(Dataset records)
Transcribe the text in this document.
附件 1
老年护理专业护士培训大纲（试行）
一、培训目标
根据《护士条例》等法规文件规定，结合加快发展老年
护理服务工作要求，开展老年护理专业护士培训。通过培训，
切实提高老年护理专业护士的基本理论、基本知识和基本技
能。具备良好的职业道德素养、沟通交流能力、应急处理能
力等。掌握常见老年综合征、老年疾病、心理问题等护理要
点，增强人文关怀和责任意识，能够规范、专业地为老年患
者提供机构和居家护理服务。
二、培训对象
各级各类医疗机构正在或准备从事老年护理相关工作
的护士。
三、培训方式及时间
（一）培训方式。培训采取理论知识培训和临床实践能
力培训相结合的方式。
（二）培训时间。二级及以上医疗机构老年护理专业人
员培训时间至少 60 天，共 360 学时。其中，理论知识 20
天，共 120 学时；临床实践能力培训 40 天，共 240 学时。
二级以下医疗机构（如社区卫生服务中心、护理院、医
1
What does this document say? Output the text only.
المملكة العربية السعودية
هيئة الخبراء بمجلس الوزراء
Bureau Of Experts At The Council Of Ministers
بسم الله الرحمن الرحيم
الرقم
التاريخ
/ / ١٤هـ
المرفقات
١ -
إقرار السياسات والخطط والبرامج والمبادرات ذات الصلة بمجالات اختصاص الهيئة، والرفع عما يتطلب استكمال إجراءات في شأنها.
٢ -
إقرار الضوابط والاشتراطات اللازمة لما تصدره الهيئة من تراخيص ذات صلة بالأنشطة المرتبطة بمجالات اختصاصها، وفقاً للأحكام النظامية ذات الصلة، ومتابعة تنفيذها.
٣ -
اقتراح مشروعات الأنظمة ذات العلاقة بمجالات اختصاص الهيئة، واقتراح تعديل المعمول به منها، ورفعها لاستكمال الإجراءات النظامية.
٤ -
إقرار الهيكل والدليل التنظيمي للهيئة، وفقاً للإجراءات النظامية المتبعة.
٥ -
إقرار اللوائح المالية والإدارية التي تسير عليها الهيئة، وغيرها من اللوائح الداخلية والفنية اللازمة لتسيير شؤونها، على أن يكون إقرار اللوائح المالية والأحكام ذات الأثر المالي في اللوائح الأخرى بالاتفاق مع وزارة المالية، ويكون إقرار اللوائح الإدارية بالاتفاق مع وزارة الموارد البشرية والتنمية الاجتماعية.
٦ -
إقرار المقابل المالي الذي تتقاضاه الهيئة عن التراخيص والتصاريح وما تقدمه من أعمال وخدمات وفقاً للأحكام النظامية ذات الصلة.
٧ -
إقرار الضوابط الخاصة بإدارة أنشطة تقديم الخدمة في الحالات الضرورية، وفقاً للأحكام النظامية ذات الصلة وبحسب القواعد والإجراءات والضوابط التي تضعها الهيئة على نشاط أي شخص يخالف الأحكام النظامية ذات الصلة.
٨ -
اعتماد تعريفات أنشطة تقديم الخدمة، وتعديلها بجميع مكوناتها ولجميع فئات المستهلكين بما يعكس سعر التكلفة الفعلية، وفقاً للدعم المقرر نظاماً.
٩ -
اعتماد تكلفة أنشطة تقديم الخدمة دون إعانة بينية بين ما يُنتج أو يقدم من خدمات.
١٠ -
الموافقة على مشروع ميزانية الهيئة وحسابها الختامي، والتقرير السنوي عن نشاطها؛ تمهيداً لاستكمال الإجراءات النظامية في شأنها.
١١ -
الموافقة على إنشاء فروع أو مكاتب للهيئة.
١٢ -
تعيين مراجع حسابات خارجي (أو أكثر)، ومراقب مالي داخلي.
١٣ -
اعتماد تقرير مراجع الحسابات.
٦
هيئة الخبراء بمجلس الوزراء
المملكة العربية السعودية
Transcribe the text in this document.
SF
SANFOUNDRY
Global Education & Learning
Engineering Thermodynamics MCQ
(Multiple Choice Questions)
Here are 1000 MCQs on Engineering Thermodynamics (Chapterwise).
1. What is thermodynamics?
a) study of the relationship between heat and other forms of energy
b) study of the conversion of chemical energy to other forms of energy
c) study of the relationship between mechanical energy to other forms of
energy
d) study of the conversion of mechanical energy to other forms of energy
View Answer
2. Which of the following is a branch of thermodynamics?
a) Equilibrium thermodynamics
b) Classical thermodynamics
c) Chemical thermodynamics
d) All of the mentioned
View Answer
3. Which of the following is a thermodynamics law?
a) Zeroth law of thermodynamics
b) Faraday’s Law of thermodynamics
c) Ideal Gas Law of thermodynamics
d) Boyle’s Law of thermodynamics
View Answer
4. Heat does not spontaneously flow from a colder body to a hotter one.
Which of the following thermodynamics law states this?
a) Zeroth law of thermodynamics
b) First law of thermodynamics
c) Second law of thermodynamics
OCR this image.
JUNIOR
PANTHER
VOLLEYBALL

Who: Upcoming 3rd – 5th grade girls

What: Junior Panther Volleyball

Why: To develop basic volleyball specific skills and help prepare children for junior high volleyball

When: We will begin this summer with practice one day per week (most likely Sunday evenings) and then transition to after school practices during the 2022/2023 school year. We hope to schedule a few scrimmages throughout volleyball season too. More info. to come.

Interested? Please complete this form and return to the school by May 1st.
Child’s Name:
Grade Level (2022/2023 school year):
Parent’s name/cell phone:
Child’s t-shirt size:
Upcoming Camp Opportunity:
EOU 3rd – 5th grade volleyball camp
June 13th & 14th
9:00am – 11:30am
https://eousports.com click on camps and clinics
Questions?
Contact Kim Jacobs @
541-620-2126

- Description of the task: Pick out every line with the string "وفقا" and copy it.

- Expected answer:
إقرار الضوابط والاشتراطات اللازمة لما تصدره الهيئة من تراخيص ذات صلة بالأنشطة المرتبطة بمجالات اختصاصها، وفقاً للأحكام النظامية ذات الصلة، ومتابعة تنفيذها.
إقرار الهيكل والدليل التنظيمي للهيئة، وفقاً للإجراءات النظامية المتبعة.
إقرار المقابل المالي الذي تتقاضاه الهيئة عن التراخيص والتصاريح وما تقدمه من أعمال وخدمات وفقاً للأحكام النظامية ذات الصلة.
إقرار الضوابط الخاصة بإدارة أنشطة تقديم الخدمة في الحالات الضرورية، وفقاً للأحكام النظامية ذات الصلة وبحسب القواعد والإجراءات والضوابط التي تضعها الهيئة على نشاط أي شخص يخالف الأحكام النظامية ذات الصلة.
اعتماد تعريفات أنشطة تقديم الخدمة، وتعديلها بجميع مكوناتها ولجميع فئات المستهلكين بما يعكس سعر التكلفة الفعلية، وفقاً للدعم المقرر نظاماً.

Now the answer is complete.